Pick out the lines below that contain the string "username" and copy them all.

Dataset items:
* * * *
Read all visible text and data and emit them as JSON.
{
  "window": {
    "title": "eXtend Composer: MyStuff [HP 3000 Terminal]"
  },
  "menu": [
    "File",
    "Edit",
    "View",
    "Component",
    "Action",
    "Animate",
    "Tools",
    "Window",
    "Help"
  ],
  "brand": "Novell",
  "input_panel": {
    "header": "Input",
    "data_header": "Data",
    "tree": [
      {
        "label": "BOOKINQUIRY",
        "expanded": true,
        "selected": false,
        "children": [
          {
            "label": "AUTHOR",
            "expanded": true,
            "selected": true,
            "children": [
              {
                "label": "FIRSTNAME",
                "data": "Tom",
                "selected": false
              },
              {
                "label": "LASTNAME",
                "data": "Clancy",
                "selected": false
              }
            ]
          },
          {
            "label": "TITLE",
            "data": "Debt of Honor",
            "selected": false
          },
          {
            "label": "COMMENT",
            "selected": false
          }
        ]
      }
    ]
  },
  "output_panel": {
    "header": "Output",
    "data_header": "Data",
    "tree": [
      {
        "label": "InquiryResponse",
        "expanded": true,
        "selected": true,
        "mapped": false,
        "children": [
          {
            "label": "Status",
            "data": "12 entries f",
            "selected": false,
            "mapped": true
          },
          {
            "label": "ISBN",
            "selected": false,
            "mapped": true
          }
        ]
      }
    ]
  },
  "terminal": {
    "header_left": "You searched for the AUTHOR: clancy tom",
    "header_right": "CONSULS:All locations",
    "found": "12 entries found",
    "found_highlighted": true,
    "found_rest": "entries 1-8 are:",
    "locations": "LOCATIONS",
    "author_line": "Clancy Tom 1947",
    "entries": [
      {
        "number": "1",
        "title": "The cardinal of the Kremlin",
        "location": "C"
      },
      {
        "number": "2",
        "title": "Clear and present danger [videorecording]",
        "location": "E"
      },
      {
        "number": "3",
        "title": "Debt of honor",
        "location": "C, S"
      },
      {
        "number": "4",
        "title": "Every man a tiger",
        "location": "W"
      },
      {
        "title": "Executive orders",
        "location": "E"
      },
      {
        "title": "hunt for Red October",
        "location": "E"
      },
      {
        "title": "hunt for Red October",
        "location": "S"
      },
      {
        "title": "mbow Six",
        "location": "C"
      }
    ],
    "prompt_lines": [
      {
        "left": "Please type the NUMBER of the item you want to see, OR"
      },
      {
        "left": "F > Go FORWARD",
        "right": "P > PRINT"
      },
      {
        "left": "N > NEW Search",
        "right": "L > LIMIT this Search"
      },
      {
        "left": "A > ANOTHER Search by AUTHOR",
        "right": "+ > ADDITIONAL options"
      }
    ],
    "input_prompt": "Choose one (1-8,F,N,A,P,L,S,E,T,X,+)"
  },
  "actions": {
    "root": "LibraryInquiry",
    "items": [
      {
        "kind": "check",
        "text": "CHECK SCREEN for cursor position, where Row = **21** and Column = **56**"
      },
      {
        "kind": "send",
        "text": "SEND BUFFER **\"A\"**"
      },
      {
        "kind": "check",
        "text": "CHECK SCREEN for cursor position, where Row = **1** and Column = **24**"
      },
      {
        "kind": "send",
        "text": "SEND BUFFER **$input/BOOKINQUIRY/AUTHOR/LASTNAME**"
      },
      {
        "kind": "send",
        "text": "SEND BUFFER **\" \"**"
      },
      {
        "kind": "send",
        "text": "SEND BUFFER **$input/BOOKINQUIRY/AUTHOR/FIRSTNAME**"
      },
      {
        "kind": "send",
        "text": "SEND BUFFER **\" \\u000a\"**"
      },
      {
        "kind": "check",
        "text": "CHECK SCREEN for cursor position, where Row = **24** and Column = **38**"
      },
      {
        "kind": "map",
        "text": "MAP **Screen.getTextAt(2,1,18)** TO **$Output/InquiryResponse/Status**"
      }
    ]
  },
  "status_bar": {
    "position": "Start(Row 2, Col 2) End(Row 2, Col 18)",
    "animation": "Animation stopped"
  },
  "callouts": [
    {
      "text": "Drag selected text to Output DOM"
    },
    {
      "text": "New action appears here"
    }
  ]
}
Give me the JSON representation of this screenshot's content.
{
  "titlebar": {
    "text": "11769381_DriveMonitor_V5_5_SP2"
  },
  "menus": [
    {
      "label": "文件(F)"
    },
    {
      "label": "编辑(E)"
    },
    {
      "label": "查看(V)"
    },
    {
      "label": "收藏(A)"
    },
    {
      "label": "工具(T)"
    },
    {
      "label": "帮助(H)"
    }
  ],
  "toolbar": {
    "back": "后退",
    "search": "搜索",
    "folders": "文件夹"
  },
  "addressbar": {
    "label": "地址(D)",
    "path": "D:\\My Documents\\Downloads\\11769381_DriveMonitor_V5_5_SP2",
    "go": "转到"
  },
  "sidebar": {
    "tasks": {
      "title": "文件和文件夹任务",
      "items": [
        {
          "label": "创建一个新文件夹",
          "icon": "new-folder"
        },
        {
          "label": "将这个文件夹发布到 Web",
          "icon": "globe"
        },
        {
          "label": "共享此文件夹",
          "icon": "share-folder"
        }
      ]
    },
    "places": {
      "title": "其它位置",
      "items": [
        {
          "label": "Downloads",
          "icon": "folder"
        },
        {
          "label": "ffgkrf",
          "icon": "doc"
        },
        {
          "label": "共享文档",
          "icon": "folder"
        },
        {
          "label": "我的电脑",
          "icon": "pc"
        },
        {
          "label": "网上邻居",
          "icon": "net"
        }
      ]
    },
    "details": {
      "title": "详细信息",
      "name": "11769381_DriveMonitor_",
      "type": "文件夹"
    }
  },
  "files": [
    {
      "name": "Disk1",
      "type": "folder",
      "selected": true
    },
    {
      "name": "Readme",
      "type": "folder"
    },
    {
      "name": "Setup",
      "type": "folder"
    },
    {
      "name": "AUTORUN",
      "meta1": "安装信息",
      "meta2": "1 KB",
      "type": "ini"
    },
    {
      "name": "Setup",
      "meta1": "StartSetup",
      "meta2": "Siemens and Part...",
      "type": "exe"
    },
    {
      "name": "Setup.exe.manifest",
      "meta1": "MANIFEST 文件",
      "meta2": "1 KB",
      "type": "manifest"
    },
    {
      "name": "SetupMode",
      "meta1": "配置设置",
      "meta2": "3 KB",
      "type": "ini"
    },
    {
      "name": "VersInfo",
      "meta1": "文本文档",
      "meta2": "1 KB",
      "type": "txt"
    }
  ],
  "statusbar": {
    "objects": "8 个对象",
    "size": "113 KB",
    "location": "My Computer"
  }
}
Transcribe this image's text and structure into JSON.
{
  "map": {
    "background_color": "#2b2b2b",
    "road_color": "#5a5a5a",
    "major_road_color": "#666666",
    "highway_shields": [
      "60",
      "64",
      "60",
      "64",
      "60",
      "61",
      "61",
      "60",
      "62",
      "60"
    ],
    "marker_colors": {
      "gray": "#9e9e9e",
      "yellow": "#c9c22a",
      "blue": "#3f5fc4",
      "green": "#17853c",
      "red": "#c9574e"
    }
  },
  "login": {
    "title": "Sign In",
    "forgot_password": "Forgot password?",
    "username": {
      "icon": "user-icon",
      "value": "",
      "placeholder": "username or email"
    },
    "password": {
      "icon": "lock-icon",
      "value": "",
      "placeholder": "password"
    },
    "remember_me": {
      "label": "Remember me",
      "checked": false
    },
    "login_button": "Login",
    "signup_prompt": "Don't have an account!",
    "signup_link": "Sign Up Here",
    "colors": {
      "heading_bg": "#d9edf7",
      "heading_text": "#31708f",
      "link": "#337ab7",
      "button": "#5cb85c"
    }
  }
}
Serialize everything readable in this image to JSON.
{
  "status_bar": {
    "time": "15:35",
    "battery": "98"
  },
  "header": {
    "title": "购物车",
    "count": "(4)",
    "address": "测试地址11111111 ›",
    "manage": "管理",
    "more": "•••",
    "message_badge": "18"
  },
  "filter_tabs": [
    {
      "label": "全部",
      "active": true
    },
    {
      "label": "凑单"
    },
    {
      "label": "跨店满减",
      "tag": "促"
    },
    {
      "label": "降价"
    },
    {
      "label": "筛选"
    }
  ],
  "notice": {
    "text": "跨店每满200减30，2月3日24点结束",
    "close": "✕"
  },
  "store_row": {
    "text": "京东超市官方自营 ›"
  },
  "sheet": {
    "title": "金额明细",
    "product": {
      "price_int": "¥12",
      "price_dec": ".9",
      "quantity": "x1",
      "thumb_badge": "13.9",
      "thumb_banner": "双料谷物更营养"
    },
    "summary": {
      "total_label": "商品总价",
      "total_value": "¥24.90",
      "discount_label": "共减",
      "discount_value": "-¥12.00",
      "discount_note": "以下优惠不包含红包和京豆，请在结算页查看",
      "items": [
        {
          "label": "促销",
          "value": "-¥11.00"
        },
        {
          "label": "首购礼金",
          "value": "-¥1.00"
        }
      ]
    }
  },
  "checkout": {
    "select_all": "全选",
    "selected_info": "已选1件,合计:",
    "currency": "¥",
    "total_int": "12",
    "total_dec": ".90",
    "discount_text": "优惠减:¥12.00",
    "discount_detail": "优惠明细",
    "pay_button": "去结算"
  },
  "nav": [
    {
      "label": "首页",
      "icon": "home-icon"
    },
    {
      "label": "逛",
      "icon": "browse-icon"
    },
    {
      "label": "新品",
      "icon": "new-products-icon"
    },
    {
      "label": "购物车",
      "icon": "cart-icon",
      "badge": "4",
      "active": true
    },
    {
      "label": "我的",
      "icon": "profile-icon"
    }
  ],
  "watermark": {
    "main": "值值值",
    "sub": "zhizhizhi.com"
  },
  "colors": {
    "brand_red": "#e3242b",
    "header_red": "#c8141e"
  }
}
* * * *
§ **TASK RESULT**:
    "username": {
      "placeholder": "username or email"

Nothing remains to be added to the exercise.